WHAT TO DO:
Copy every line of the following data that includes the string "object".
[START OF RECORDS SUPPLIED]
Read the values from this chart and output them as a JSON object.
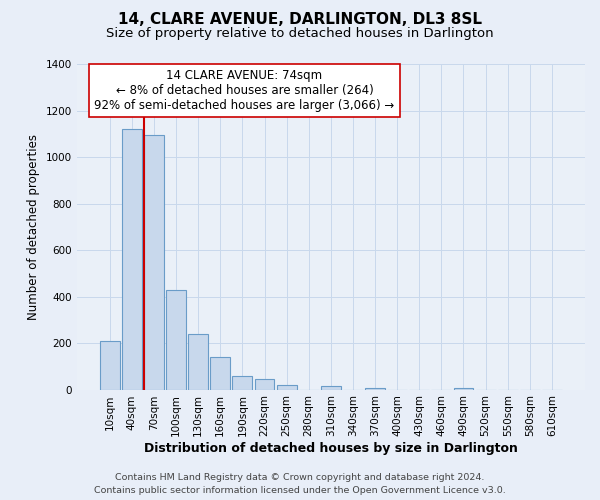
{
  "title": "14, CLARE AVENUE, DARLINGTON, DL3 8SL",
  "subtitle": "Size of property relative to detached houses in Darlington",
  "xlabel": "Distribution of detached houses by size in Darlington",
  "ylabel": "Number of detached properties",
  "footer_line1": "Contains HM Land Registry data © Crown copyright and database right 2024.",
  "footer_line2": "Contains public sector information licensed under the Open Government Licence v3.0.",
  "bar_labels": [
    "10sqm",
    "40sqm",
    "70sqm",
    "100sqm",
    "130sqm",
    "160sqm",
    "190sqm",
    "220sqm",
    "250sqm",
    "280sqm",
    "310sqm",
    "340sqm",
    "370sqm",
    "400sqm",
    "430sqm",
    "460sqm",
    "490sqm",
    "520sqm",
    "550sqm",
    "580sqm",
    "610sqm"
  ],
  "bar_values": [
    210,
    1120,
    1095,
    430,
    240,
    140,
    60,
    47,
    20,
    0,
    15,
    0,
    8,
    0,
    0,
    0,
    5,
    0,
    0,
    0,
    0
  ],
  "bar_color": "#c8d8ec",
  "bar_edge_color": "#6a9cc8",
  "vline_color": "#cc0000",
  "annotation_text": "14 CLARE AVENUE: 74sqm\n← 8% of detached houses are smaller (264)\n92% of semi-detached houses are larger (3,066) →",
  "annotation_box_edgecolor": "#cc0000",
  "annotation_box_facecolor": "#ffffff",
  "ylim": [
    0,
    1400
  ],
  "yticks": [
    0,
    200,
    400,
    600,
    800,
    1000,
    1200,
    1400
  ],
  "grid_color": "#c8d8ec",
  "background_color": "#e8eef8",
  "plot_bg_color": "#eaf0f8",
  "title_fontsize": 11,
  "subtitle_fontsize": 9.5,
  "xlabel_fontsize": 9,
  "ylabel_fontsize": 8.5,
  "tick_fontsize": 7.5,
  "annotation_fontsize": 8.5,
  "footer_fontsize": 6.8
}
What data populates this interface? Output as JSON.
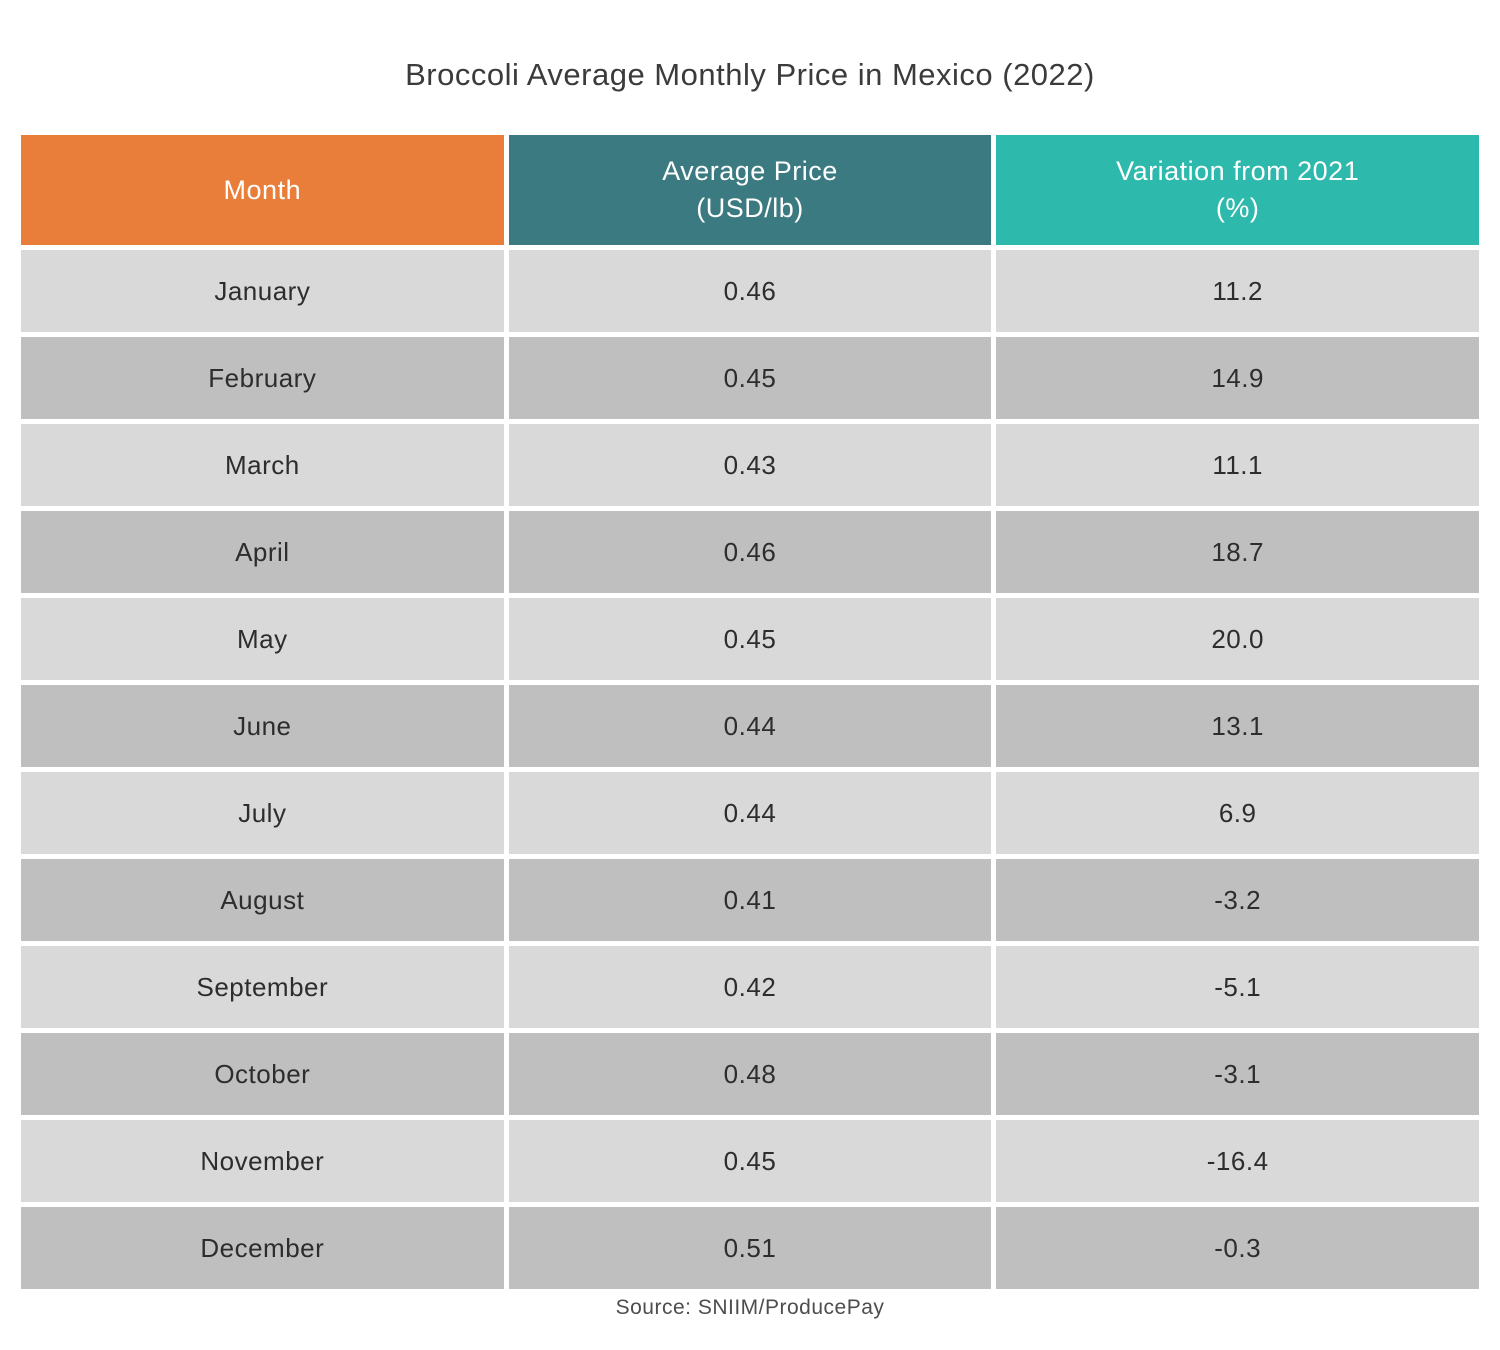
{
  "title": "Broccoli Average Monthly Price in Mexico (2022)",
  "source": "Source: SNIIM/ProducePay",
  "colors": {
    "header_month": "#e97e3a",
    "header_price": "#3c7a81",
    "header_variation": "#2eb9ad",
    "row_light": "#d9d9d9",
    "row_dark": "#bfbfbf",
    "gutter": "#ffffff",
    "header_text": "#ffffff",
    "cell_text": "#2d2d2d"
  },
  "table": {
    "columns": [
      {
        "line1": "Month",
        "line2": ""
      },
      {
        "line1": "Average Price",
        "line2": "(USD/lb)"
      },
      {
        "line1": "Variation from 2021",
        "line2": "(%)"
      }
    ],
    "rows": [
      {
        "month": "January",
        "price": "0.46",
        "variation": "11.2"
      },
      {
        "month": "February",
        "price": "0.45",
        "variation": "14.9"
      },
      {
        "month": "March",
        "price": "0.43",
        "variation": "11.1"
      },
      {
        "month": "April",
        "price": "0.46",
        "variation": "18.7"
      },
      {
        "month": "May",
        "price": "0.45",
        "variation": "20.0"
      },
      {
        "month": "June",
        "price": "0.44",
        "variation": "13.1"
      },
      {
        "month": "July",
        "price": "0.44",
        "variation": "6.9"
      },
      {
        "month": "August",
        "price": "0.41",
        "variation": "-3.2"
      },
      {
        "month": "September",
        "price": "0.42",
        "variation": "-5.1"
      },
      {
        "month": "October",
        "price": "0.48",
        "variation": "-3.1"
      },
      {
        "month": "November",
        "price": "0.45",
        "variation": "-16.4"
      },
      {
        "month": "December",
        "price": "0.51",
        "variation": "-0.3"
      }
    ]
  },
  "chart_data": {
    "type": "table",
    "title": "Broccoli Average Monthly Price in Mexico (2022)",
    "columns": [
      "Month",
      "Average Price (USD/lb)",
      "Variation from 2021 (%)"
    ],
    "categories": [
      "January",
      "February",
      "March",
      "April",
      "May",
      "June",
      "July",
      "August",
      "September",
      "October",
      "November",
      "December"
    ],
    "series": [
      {
        "name": "Average Price (USD/lb)",
        "values": [
          0.46,
          0.45,
          0.43,
          0.46,
          0.45,
          0.44,
          0.44,
          0.41,
          0.42,
          0.48,
          0.45,
          0.51
        ]
      },
      {
        "name": "Variation from 2021 (%)",
        "values": [
          11.2,
          14.9,
          11.1,
          18.7,
          20.0,
          13.1,
          6.9,
          -3.2,
          -5.1,
          -3.1,
          -16.4,
          -0.3
        ]
      }
    ],
    "source": "Source: SNIIM/ProducePay"
  }
}
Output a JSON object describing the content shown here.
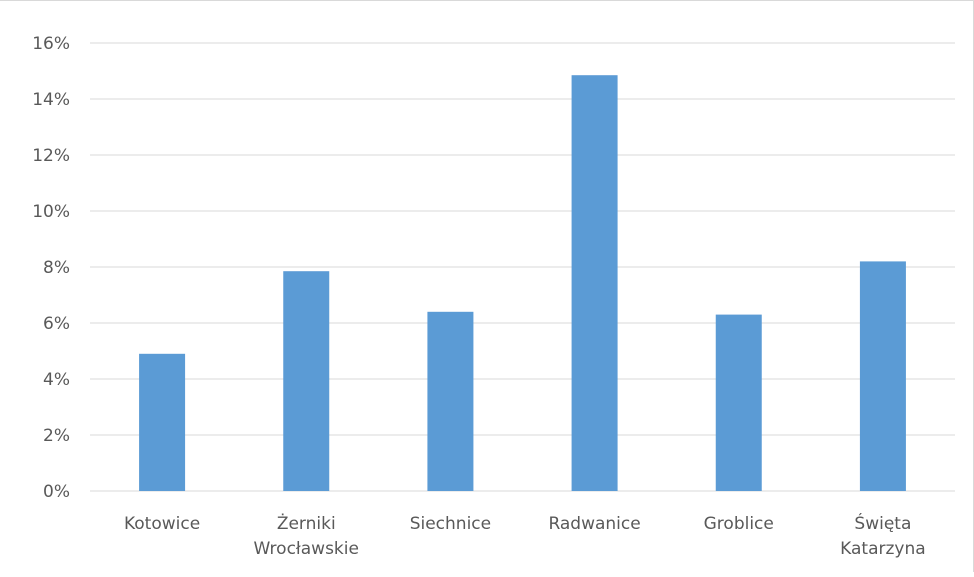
{
  "chart_data": {
    "type": "bar",
    "categories": [
      [
        "Kotowice"
      ],
      [
        "Żerniki",
        "Wrocławskie"
      ],
      [
        "Siechnice"
      ],
      [
        "Radwanice"
      ],
      [
        "Groblice"
      ],
      [
        "Święta",
        "Katarzyna"
      ]
    ],
    "values": [
      4.9,
      7.85,
      6.4,
      14.85,
      6.3,
      8.2
    ],
    "y_ticks": [
      "0%",
      "2%",
      "4%",
      "6%",
      "8%",
      "10%",
      "12%",
      "14%",
      "16%"
    ],
    "ylim": [
      0,
      16
    ],
    "grid": true,
    "legend": false,
    "title": "",
    "xlabel": "",
    "ylabel": "",
    "bar_color": "#5b9bd5",
    "grid_color": "#d9d9d9"
  }
}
[END OF RECORDS SUPPLIED]
PROBLEM SOLUTION:
Read the values from this chart and output them as a JSON object.
Output a JSON object describing the content shown here.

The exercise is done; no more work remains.